> _Work to do_:
What is the number of lines in the data that hold the string "marker"? Reply with that number only.

[Dataset items]
-*-

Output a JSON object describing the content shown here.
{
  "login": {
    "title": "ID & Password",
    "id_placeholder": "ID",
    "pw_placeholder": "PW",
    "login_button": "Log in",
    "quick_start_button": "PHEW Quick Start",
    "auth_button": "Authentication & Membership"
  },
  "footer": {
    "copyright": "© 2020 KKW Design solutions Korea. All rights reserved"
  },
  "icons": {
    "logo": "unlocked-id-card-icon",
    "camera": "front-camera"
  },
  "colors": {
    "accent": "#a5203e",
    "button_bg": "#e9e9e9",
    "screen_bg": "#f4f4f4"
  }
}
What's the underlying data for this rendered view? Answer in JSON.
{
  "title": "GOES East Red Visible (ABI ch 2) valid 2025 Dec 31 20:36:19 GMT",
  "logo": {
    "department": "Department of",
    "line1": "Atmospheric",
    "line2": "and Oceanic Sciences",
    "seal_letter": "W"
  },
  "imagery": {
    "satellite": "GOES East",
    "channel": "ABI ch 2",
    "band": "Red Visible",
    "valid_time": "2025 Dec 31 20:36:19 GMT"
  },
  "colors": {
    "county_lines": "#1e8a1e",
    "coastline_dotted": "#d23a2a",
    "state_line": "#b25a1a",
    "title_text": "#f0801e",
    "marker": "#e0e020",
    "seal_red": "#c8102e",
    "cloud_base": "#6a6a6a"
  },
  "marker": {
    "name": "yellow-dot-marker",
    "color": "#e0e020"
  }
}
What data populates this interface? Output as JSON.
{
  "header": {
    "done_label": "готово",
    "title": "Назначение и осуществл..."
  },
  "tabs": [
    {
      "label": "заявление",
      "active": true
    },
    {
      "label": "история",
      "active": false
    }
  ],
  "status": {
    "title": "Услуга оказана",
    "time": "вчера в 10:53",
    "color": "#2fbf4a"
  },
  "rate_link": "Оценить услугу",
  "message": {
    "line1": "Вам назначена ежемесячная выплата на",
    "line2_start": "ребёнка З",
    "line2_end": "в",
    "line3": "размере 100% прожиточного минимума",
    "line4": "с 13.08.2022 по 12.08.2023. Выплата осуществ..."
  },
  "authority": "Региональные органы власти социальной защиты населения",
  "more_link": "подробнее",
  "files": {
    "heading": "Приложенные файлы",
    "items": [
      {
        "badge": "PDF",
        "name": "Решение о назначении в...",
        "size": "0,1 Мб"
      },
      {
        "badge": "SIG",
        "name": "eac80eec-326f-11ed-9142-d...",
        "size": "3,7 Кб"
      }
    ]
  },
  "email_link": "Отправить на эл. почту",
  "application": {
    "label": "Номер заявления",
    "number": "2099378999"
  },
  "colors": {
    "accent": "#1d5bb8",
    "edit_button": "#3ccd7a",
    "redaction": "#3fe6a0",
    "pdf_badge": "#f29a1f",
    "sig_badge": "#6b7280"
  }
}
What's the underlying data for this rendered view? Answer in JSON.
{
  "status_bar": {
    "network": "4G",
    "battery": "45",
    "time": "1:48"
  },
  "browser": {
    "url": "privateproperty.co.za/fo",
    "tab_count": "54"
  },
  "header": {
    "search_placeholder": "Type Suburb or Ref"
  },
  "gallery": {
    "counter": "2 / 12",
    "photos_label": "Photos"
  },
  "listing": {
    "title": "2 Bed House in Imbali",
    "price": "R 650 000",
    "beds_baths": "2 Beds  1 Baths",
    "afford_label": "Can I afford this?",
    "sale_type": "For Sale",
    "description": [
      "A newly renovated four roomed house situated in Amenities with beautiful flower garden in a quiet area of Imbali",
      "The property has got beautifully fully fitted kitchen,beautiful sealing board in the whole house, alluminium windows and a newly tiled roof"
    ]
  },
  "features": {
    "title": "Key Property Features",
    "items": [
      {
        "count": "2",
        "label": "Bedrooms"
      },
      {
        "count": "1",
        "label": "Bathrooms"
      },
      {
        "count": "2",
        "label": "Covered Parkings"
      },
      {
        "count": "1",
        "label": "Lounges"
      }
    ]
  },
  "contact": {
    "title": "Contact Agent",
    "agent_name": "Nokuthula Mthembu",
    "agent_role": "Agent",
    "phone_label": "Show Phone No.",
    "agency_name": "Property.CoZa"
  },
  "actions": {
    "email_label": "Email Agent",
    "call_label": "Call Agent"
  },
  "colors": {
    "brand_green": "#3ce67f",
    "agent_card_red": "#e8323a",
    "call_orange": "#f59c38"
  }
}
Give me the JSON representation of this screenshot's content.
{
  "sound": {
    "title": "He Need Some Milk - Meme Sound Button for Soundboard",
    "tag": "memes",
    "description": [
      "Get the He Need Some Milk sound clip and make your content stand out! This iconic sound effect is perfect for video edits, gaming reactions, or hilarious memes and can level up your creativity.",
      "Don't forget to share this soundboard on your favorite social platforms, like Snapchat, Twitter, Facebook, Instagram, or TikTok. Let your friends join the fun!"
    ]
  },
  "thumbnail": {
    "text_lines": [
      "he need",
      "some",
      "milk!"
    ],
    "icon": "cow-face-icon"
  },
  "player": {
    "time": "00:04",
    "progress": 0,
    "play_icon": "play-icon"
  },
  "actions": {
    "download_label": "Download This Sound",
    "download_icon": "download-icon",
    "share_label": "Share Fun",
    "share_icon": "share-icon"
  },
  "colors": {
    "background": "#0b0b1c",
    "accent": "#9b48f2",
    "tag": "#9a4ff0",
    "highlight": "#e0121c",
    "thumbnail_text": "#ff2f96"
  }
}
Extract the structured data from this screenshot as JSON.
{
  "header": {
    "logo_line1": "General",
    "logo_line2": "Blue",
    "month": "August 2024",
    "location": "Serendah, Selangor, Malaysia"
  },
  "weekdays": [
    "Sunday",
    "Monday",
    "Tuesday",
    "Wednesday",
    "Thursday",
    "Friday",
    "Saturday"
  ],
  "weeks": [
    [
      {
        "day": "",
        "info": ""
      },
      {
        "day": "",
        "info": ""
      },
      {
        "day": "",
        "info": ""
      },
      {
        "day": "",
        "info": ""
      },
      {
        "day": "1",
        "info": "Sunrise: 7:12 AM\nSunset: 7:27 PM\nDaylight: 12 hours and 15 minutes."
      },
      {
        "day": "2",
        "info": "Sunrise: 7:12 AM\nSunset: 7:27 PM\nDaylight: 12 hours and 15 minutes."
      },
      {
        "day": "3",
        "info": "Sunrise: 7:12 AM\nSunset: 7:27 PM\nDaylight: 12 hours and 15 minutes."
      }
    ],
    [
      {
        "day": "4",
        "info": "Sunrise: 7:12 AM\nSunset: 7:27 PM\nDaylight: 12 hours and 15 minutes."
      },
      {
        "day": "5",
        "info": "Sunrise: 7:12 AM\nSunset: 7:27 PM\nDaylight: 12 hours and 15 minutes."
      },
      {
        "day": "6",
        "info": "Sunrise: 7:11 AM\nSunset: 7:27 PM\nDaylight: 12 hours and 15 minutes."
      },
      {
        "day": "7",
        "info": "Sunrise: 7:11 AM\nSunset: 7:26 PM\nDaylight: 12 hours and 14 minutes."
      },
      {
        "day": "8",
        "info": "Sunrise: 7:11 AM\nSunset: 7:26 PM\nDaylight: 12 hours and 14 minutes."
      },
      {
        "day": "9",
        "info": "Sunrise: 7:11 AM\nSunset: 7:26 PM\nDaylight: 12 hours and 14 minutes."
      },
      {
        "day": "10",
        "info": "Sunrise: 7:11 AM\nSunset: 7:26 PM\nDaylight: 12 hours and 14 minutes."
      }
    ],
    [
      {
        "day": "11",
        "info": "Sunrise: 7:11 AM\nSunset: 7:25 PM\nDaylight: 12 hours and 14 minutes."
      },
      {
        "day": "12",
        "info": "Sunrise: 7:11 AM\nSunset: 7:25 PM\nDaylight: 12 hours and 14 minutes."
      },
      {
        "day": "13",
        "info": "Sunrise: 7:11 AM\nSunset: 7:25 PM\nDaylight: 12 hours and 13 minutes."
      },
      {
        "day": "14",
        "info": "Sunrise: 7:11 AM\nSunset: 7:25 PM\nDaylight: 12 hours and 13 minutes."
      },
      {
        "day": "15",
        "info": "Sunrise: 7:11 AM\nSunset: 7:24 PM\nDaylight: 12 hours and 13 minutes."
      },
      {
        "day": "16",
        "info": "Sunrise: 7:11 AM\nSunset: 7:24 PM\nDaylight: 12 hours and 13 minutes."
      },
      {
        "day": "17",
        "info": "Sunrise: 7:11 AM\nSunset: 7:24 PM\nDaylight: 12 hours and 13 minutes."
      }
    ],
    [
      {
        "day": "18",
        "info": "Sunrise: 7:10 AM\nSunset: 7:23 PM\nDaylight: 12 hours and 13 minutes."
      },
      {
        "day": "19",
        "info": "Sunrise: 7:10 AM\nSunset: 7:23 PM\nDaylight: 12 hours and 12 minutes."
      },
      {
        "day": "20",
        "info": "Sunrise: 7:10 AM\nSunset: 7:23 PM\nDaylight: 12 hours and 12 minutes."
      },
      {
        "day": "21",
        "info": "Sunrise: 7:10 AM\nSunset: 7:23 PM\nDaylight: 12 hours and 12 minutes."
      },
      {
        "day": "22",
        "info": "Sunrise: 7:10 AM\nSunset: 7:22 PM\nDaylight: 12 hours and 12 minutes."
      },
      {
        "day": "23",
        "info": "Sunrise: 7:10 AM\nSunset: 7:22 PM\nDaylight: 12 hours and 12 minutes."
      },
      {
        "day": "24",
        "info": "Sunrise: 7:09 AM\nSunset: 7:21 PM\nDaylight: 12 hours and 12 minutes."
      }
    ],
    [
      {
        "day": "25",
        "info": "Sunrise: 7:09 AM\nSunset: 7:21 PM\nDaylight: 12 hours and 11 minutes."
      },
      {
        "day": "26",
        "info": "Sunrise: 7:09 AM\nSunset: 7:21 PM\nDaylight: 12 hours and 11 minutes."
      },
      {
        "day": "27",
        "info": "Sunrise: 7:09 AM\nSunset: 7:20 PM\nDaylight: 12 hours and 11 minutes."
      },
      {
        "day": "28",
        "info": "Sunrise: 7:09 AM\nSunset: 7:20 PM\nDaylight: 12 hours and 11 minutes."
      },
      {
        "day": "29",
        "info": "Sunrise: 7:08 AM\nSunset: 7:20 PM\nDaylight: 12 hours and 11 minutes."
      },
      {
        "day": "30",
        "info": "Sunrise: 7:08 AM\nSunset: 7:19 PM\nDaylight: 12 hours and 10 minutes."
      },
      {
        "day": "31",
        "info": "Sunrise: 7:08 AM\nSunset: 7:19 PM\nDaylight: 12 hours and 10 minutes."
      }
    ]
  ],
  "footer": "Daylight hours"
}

-*-

> _Expected answer_:
3